Exercise details.
Can you retype every line of the records below without changing anything?

Bounding box entries

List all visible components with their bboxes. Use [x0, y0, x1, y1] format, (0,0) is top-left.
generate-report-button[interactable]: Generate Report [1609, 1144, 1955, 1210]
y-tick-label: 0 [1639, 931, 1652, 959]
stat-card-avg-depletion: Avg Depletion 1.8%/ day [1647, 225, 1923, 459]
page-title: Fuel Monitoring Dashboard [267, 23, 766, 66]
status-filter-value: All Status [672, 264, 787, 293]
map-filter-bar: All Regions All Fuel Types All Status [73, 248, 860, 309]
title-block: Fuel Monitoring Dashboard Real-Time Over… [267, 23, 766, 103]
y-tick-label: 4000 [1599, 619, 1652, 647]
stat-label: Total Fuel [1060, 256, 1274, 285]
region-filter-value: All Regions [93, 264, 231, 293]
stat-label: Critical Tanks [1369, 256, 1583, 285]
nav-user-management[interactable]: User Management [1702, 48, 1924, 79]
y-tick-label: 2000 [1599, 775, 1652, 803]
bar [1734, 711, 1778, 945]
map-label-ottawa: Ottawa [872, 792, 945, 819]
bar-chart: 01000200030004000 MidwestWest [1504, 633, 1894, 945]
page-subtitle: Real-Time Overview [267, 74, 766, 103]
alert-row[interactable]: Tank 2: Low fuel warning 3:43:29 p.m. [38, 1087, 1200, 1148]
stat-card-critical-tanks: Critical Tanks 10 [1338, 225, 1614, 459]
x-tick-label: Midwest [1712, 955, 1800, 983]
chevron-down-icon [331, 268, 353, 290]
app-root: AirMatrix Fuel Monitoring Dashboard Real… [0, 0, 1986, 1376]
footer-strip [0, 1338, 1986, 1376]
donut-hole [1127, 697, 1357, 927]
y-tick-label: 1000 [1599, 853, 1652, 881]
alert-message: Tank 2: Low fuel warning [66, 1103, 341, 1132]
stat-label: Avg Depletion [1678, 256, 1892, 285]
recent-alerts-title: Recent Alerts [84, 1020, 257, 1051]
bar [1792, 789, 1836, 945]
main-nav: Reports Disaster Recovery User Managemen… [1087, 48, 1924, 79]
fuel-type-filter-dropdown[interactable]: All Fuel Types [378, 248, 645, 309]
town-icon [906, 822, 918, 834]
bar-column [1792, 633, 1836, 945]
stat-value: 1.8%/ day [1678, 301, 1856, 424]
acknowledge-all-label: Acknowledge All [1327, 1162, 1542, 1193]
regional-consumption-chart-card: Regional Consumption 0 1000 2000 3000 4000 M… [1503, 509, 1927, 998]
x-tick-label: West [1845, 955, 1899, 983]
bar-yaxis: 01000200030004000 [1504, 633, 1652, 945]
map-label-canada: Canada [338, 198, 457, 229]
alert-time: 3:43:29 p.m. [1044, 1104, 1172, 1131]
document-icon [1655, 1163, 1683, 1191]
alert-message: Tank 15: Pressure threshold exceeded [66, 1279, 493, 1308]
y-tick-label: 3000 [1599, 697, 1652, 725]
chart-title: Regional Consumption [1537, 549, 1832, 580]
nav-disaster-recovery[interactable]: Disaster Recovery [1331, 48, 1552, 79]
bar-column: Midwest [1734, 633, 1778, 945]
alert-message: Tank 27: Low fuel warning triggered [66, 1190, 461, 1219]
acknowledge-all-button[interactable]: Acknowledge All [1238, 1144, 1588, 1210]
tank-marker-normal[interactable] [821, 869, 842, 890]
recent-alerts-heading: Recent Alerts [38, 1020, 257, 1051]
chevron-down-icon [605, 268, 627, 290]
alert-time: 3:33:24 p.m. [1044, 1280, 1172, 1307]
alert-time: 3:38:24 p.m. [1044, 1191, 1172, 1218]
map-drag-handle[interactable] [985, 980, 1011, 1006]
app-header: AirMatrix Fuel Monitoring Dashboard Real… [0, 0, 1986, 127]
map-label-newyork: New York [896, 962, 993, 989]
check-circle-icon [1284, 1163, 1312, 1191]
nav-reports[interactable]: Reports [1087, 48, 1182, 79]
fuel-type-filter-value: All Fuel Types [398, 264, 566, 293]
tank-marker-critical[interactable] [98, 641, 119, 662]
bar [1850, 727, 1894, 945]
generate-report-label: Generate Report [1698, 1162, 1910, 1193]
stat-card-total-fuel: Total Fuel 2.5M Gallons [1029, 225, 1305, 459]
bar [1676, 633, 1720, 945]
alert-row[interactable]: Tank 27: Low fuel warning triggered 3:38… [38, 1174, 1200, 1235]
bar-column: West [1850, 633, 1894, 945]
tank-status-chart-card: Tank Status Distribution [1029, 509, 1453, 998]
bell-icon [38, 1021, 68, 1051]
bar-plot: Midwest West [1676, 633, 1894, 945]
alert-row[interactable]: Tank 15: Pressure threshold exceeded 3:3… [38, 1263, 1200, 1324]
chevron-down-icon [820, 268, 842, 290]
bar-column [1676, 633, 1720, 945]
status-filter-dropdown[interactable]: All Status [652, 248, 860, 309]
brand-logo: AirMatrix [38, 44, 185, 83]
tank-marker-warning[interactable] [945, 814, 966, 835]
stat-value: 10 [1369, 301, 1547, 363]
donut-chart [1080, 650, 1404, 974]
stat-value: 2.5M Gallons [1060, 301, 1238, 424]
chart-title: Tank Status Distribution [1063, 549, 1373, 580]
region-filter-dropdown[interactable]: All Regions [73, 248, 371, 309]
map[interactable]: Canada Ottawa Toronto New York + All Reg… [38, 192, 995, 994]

Exercise output.
List all visible components with their bboxes. Use [x0, y0, x1, y1] format, (0,0) is top-left.
generate-report-button[interactable]: Generate Report [1609, 1144, 1955, 1210]
y-tick-label: 0 [1639, 931, 1652, 959]
stat-card-avg-depletion: Avg Depletion 1.8%/ day [1647, 225, 1923, 459]
page-title: Fuel Monitoring Dashboard [267, 23, 766, 66]
status-filter-value: All Status [672, 264, 787, 293]
map-filter-bar: All Regions All Fuel Types All Status [73, 248, 860, 309]
title-block: Fuel Monitoring Dashboard Real-Time Over… [267, 23, 766, 103]
y-tick-label: 4000 [1599, 619, 1652, 647]
stat-label: Total Fuel [1060, 256, 1274, 285]
region-filter-value: All Regions [93, 264, 231, 293]
stat-label: Critical Tanks [1369, 256, 1583, 285]
nav-user-management[interactable]: User Management [1702, 48, 1924, 79]
y-tick-label: 2000 [1599, 775, 1652, 803]
bar [1734, 711, 1778, 945]
map-label-ottawa: Ottawa [872, 792, 945, 819]
bar-chart: 01000200030004000 MidwestWest [1504, 633, 1894, 945]
page-subtitle: Real-Time Overview [267, 74, 766, 103]
alert-row[interactable]: Tank 2: Low fuel warning 3:43:29 p.m. [38, 1087, 1200, 1148]
stat-card-critical-tanks: Critical Tanks 10 [1338, 225, 1614, 459]
x-tick-label: Midwest [1712, 955, 1800, 983]
chevron-down-icon [331, 268, 353, 290]
app-root: AirMatrix Fuel Monitoring Dashboard Real… [0, 0, 1986, 1376]
footer-strip [0, 1338, 1986, 1376]
donut-hole [1127, 697, 1357, 927]
y-tick-label: 1000 [1599, 853, 1652, 881]
alert-message: Tank 2: Low fuel warning [66, 1103, 341, 1132]
stat-label: Avg Depletion [1678, 256, 1892, 285]
recent-alerts-title: Recent Alerts [84, 1020, 257, 1051]
bar [1792, 789, 1836, 945]
main-nav: Reports Disaster Recovery User Managemen… [1087, 48, 1924, 79]
fuel-type-filter-dropdown[interactable]: All Fuel Types [378, 248, 645, 309]
town-icon [906, 822, 918, 834]
bar-column [1792, 633, 1836, 945]
stat-value: 1.8%/ day [1678, 301, 1856, 424]
acknowledge-all-label: Acknowledge All [1327, 1162, 1542, 1193]
regional-consumption-chart-card: Regional Consumption 0 1000 2000 3000 4000 M… [1503, 509, 1927, 998]
x-tick-label: West [1845, 955, 1899, 983]
bar-yaxis: 01000200030004000 [1504, 633, 1652, 945]
map-label-canada: Canada [338, 198, 457, 229]
alert-time: 3:43:29 p.m. [1044, 1104, 1172, 1131]
document-icon [1655, 1163, 1683, 1191]
alert-message: Tank 15: Pressure threshold exceeded [66, 1279, 493, 1308]
y-tick-label: 3000 [1599, 697, 1652, 725]
chart-title: Regional Consumption [1537, 549, 1832, 580]
nav-disaster-recovery[interactable]: Disaster Recovery [1331, 48, 1552, 79]
bar-column: Midwest [1734, 633, 1778, 945]
alert-message: Tank 27: Low fuel warning triggered [66, 1190, 461, 1219]
acknowledge-all-button[interactable]: Acknowledge All [1238, 1144, 1588, 1210]
tank-marker-normal[interactable] [821, 869, 842, 890]
recent-alerts-heading: Recent Alerts [38, 1020, 257, 1051]
chevron-down-icon [605, 268, 627, 290]
alert-time: 3:33:24 p.m. [1044, 1280, 1172, 1307]
alert-time: 3:38:24 p.m. [1044, 1191, 1172, 1218]
map-drag-handle[interactable] [985, 980, 1011, 1006]
app-header: AirMatrix Fuel Monitoring Dashboard Real… [0, 0, 1986, 127]
map-label-newyork: New York [896, 962, 993, 989]
check-circle-icon [1284, 1163, 1312, 1191]
nav-reports[interactable]: Reports [1087, 48, 1182, 79]
fuel-type-filter-value: All Fuel Types [398, 264, 566, 293]
tank-marker-critical[interactable] [98, 641, 119, 662]
bar [1850, 727, 1894, 945]
generate-report-label: Generate Report [1698, 1162, 1910, 1193]
stat-card-total-fuel: Total Fuel 2.5M Gallons [1029, 225, 1305, 459]
bar [1676, 633, 1720, 945]
alert-row[interactable]: Tank 27: Low fuel warning triggered 3:38… [38, 1174, 1200, 1235]
bar-column: West [1850, 633, 1894, 945]
tank-status-chart-card: Tank Status Distribution [1029, 509, 1453, 998]
bell-icon [38, 1021, 68, 1051]
bar-plot: Midwest West [1676, 633, 1894, 945]
alert-row[interactable]: Tank 15: Pressure threshold exceeded 3:3… [38, 1263, 1200, 1324]
chevron-down-icon [820, 268, 842, 290]
bar-column [1676, 633, 1720, 945]
status-filter-dropdown[interactable]: All Status [652, 248, 860, 309]
brand-logo: AirMatrix [38, 44, 185, 83]
tank-marker-warning[interactable] [945, 814, 966, 835]
stat-value: 10 [1369, 301, 1547, 363]
donut-chart [1080, 650, 1404, 974]
stat-value: 2.5M Gallons [1060, 301, 1238, 424]
chart-title: Tank Status Distribution [1063, 549, 1373, 580]
region-filter-dropdown[interactable]: All Regions [73, 248, 371, 309]
map[interactable]: Canada Ottawa Toronto New York + All Reg… [38, 192, 995, 994]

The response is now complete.